VORLIEGENDER TEXT:
Schon zum neunten Mal jährte sich 2015 das Open Air Festival „Forst Rock“ in Jamel. Wir konnten das unkommerzielle und von Ehrenamtlichen organisierte Festival finanziell unterstützen. Motto:  „Für eine Bunte Welt“.
Im Vorfeld des am 28.-29. August 2015 stattfindenden Festivals kam es zu einem Brandanschlag mit vermutlich extrem rechten Hintergrund auf die Scheune von Horst und Birgit Lohmeyer. Das Ehepaar stellt nicht nur ihren Hof zur Verfügung, sondern sie sind die eigentlichen Initiatoren des Musikfestivals. Seit sich die beiden 2004 in Jamel niedergelassen haben, werden sie von den dort lebenden Nazis bedroht und eingeschüchtert. Das in Mecklenburg-Vorpommern liegende Dorf wird nämlich zum Großteil von Rechten bewohnt. Es soll als „nationalsozialistisches Musterdorf“ dienen.

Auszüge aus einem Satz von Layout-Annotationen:
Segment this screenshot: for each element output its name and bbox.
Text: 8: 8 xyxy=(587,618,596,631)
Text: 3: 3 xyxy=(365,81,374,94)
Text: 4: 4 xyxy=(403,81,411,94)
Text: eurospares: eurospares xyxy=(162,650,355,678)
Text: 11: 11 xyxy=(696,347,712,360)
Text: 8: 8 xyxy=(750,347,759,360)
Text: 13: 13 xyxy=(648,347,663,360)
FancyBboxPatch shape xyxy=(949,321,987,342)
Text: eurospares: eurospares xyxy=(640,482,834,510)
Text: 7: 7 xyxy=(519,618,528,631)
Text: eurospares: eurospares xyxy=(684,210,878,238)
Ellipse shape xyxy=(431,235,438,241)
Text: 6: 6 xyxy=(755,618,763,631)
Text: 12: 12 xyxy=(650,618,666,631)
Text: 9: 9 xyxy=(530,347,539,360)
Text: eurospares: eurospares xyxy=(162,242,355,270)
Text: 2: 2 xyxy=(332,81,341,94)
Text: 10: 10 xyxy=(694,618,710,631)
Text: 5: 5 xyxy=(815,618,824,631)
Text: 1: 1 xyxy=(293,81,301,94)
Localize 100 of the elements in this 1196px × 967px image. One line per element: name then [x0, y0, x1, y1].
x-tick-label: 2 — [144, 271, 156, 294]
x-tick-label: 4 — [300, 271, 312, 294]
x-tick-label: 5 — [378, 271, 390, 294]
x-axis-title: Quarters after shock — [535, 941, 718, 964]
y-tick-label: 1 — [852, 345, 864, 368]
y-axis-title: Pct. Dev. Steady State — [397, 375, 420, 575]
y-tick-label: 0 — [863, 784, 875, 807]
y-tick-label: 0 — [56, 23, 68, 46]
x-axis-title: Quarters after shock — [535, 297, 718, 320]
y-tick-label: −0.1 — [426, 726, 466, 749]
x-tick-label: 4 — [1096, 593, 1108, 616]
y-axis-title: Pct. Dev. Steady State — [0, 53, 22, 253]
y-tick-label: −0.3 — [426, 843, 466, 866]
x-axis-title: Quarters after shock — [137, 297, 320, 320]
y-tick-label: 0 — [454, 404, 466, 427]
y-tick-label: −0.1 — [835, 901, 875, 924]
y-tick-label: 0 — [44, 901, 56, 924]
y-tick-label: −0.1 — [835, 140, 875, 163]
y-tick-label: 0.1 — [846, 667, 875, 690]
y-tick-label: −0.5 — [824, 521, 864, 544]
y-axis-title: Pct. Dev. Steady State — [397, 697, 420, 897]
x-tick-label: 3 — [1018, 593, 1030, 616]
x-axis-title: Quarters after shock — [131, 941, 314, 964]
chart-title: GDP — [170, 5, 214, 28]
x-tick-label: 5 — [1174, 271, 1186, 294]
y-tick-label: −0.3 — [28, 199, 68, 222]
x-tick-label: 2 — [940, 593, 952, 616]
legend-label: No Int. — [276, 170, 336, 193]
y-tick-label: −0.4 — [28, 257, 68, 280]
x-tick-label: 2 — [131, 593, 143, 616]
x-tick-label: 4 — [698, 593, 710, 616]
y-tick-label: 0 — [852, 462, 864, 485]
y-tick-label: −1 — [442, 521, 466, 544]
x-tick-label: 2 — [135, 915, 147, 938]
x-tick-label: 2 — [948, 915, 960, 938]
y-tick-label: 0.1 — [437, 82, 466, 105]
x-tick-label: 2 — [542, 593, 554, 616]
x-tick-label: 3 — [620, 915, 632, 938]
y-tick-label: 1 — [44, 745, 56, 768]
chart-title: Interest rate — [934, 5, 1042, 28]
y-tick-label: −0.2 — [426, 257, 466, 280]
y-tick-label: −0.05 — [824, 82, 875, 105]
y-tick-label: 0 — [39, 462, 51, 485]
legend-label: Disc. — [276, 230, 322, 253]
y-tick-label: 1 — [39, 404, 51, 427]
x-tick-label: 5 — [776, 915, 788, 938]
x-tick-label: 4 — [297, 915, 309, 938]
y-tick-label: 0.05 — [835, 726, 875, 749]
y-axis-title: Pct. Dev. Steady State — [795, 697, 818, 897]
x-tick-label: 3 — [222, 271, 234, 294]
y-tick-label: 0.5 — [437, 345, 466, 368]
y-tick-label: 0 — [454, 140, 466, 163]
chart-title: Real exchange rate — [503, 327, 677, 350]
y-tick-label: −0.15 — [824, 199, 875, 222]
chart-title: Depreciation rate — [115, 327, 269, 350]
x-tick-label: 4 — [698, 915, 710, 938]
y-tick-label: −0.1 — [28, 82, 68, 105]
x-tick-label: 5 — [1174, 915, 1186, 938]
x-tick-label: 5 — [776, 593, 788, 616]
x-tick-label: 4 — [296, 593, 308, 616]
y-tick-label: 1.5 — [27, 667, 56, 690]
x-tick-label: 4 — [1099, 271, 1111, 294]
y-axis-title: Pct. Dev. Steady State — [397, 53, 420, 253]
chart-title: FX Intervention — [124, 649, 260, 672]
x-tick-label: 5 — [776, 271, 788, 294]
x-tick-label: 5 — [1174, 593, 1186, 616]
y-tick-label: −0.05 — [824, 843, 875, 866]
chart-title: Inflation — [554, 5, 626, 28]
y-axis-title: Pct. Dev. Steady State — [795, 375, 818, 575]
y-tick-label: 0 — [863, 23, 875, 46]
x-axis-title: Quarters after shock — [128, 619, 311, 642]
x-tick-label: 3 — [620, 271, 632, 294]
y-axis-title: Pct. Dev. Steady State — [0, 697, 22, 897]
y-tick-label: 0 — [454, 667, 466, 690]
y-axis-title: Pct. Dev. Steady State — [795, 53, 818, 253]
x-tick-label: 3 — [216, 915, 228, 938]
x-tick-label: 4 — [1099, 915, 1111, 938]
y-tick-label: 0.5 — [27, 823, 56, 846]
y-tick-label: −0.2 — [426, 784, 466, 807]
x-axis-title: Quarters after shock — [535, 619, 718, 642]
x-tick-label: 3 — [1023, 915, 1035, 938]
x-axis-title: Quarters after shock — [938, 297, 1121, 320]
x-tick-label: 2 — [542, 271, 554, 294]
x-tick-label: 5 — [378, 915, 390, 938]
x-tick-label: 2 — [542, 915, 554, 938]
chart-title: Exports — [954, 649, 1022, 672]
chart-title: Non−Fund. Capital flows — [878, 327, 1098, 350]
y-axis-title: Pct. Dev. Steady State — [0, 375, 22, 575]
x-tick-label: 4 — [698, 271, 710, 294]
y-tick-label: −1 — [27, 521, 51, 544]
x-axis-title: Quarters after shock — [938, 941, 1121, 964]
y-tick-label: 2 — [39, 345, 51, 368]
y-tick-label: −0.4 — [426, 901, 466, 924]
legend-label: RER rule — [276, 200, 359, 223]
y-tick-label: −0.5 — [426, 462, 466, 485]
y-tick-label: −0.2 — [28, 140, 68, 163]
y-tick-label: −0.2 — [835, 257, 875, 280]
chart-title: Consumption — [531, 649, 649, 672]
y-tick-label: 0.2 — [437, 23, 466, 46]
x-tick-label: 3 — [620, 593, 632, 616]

KURZE ÜBUNG: Führe alle Ausdrücke auf, die im Text über das Festival in Jamel in Anführungszeichen stehen. Die Daten stehen in keinem Zusammenhang mit dem Text.

ANTWORT:
- „Forst Rock“
- „Für eine Bunte Welt“
- „nationalsozialistisches Musterdorf“